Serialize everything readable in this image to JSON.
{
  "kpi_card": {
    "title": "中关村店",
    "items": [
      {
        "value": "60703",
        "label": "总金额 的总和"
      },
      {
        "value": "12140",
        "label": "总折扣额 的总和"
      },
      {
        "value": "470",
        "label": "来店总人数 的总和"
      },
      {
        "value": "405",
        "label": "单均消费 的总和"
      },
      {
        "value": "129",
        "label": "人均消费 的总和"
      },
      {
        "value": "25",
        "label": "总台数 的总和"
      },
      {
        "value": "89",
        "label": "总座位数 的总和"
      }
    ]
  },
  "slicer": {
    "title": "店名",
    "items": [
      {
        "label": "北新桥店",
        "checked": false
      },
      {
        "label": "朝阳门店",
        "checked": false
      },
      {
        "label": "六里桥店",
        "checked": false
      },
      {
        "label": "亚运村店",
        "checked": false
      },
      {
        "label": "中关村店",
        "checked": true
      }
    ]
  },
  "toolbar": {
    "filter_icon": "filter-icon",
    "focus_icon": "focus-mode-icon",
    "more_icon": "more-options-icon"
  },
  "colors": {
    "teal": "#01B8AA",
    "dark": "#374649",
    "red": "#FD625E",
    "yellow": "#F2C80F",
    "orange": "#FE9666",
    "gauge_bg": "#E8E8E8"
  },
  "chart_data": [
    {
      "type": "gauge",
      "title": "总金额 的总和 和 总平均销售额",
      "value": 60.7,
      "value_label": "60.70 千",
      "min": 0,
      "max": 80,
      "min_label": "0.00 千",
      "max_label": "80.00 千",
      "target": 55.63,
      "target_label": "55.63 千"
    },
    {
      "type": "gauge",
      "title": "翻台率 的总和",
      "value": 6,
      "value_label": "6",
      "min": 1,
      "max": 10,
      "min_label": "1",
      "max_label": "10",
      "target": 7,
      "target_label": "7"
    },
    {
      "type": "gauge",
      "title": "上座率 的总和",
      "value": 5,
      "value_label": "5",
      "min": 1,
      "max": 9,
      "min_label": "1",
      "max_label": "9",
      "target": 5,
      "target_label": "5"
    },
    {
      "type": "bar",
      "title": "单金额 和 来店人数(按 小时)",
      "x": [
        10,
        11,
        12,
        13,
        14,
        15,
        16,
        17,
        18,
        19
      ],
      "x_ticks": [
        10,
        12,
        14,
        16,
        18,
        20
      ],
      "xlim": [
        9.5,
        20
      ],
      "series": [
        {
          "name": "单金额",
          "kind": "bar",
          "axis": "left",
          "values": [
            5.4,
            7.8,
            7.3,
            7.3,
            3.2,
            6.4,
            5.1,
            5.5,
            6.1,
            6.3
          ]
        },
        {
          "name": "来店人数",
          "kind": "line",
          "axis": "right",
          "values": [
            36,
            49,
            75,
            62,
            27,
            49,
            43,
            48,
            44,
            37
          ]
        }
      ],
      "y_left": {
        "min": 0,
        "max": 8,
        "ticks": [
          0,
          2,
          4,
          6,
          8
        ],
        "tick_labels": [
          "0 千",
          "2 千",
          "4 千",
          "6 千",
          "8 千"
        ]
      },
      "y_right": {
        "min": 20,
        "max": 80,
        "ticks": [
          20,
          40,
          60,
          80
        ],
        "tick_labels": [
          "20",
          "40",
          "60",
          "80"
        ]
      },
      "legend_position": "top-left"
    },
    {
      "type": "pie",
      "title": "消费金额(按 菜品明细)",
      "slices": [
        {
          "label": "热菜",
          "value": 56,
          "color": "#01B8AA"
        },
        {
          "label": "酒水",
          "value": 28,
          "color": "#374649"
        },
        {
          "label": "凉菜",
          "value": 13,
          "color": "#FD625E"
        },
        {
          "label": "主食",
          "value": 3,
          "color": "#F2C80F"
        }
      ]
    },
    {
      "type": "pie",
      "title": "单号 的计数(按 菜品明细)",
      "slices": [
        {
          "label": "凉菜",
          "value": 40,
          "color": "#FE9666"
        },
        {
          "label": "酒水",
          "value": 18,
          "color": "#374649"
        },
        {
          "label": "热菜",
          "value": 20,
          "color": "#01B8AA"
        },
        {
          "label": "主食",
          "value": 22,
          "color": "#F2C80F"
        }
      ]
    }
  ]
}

* * * * * * * * *

THE PROBLEM - Extract all of the data above and output it character for character.

RESULT OF THIS TASK -
Serialize everything readable in this image to JSON.
{
  "kpi_card": {
    "title": "中关村店",
    "items": [
      {
        "value": "60703",
        "label": "总金额 的总和"
      },
      {
        "value": "12140",
        "label": "总折扣额 的总和"
      },
      {
        "value": "470",
        "label": "来店总人数 的总和"
      },
      {
        "value": "405",
        "label": "单均消费 的总和"
      },
      {
        "value": "129",
        "label": "人均消费 的总和"
      },
      {
        "value": "25",
        "label": "总台数 的总和"
      },
      {
        "value": "89",
        "label": "总座位数 的总和"
      }
    ]
  },
  "slicer": {
    "title": "店名",
    "items": [
      {
        "label": "北新桥店",
        "checked": false
      },
      {
        "label": "朝阳门店",
        "checked": false
      },
      {
        "label": "六里桥店",
        "checked": false
      },
      {
        "label": "亚运村店",
        "checked": false
      },
      {
        "label": "中关村店",
        "checked": true
      }
    ]
  },
  "toolbar": {
    "filter_icon": "filter-icon",
    "focus_icon": "focus-mode-icon",
    "more_icon": "more-options-icon"
  },
  "colors": {
    "teal": "#01B8AA",
    "dark": "#374649",
    "red": "#FD625E",
    "yellow": "#F2C80F",
    "orange": "#FE9666",
    "gauge_bg": "#E8E8E8"
  },
  "chart_data": [
    {
      "type": "gauge",
      "title": "总金额 的总和 和 总平均销售额",
      "value": 60.7,
      "value_label": "60.70 千",
      "min": 0,
      "max": 80,
      "min_label": "0.00 千",
      "max_label": "80.00 千",
      "target": 55.63,
      "target_label": "55.63 千"
    },
    {
      "type": "gauge",
      "title": "翻台率 的总和",
      "value": 6,
      "value_label": "6",
      "min": 1,
      "max": 10,
      "min_label": "1",
      "max_label": "10",
      "target": 7,
      "target_label": "7"
    },
    {
      "type": "gauge",
      "title": "上座率 的总和",
      "value": 5,
      "value_label": "5",
      "min": 1,
      "max": 9,
      "min_label": "1",
      "max_label": "9",
      "target": 5,
      "target_label": "5"
    },
    {
      "type": "bar",
      "title": "单金额 和 来店人数(按 小时)",
      "x": [
        10,
        11,
        12,
        13,
        14,
        15,
        16,
        17,
        18,
        19
      ],
      "x_ticks": [
        10,
        12,
        14,
        16,
        18,
        20
      ],
      "xlim": [
        9.5,
        20
      ],
      "series": [
        {
          "name": "单金额",
          "kind": "bar",
          "axis": "left",
          "values": [
            5.4,
            7.8,
            7.3,
            7.3,
            3.2,
            6.4,
            5.1,
            5.5,
            6.1,
            6.3
          ]
        },
        {
          "name": "来店人数",
          "kind": "line",
          "axis": "right",
          "values": [
            36,
            49,
            75,
            62,
            27,
            49,
            43,
            48,
            44,
            37
          ]
        }
      ],
      "y_left": {
        "min": 0,
        "max": 8,
        "ticks": [
          0,
          2,
          4,
          6,
          8
        ],
        "tick_labels": [
          "0 千",
          "2 千",
          "4 千",
          "6 千",
          "8 千"
        ]
      },
      "y_right": {
        "min": 20,
        "max": 80,
        "ticks": [
          20,
          40,
          60,
          80
        ],
        "tick_labels": [
          "20",
          "40",
          "60",
          "80"
        ]
      },
      "legend_position": "top-left"
    },
    {
      "type": "pie",
      "title": "消费金额(按 菜品明细)",
      "slices": [
        {
          "label": "热菜",
          "value": 56,
          "color": "#01B8AA"
        },
        {
          "label": "酒水",
          "value": 28,
          "color": "#374649"
        },
        {
          "label": "凉菜",
          "value": 13,
          "color": "#FD625E"
        },
        {
          "label": "主食",
          "value": 3,
          "color": "#F2C80F"
        }
      ]
    },
    {
      "type": "pie",
      "title": "单号 的计数(按 菜品明细)",
      "slices": [
        {
          "label": "凉菜",
          "value": 40,
          "color": "#FE9666"
        },
        {
          "label": "酒水",
          "value": 18,
          "color": "#374649"
        },
        {
          "label": "热菜",
          "value": 20,
          "color": "#01B8AA"
        },
        {
          "label": "主食",
          "value": 22,
          "color": "#F2C80F"
        }
      ]
    }
  ]
}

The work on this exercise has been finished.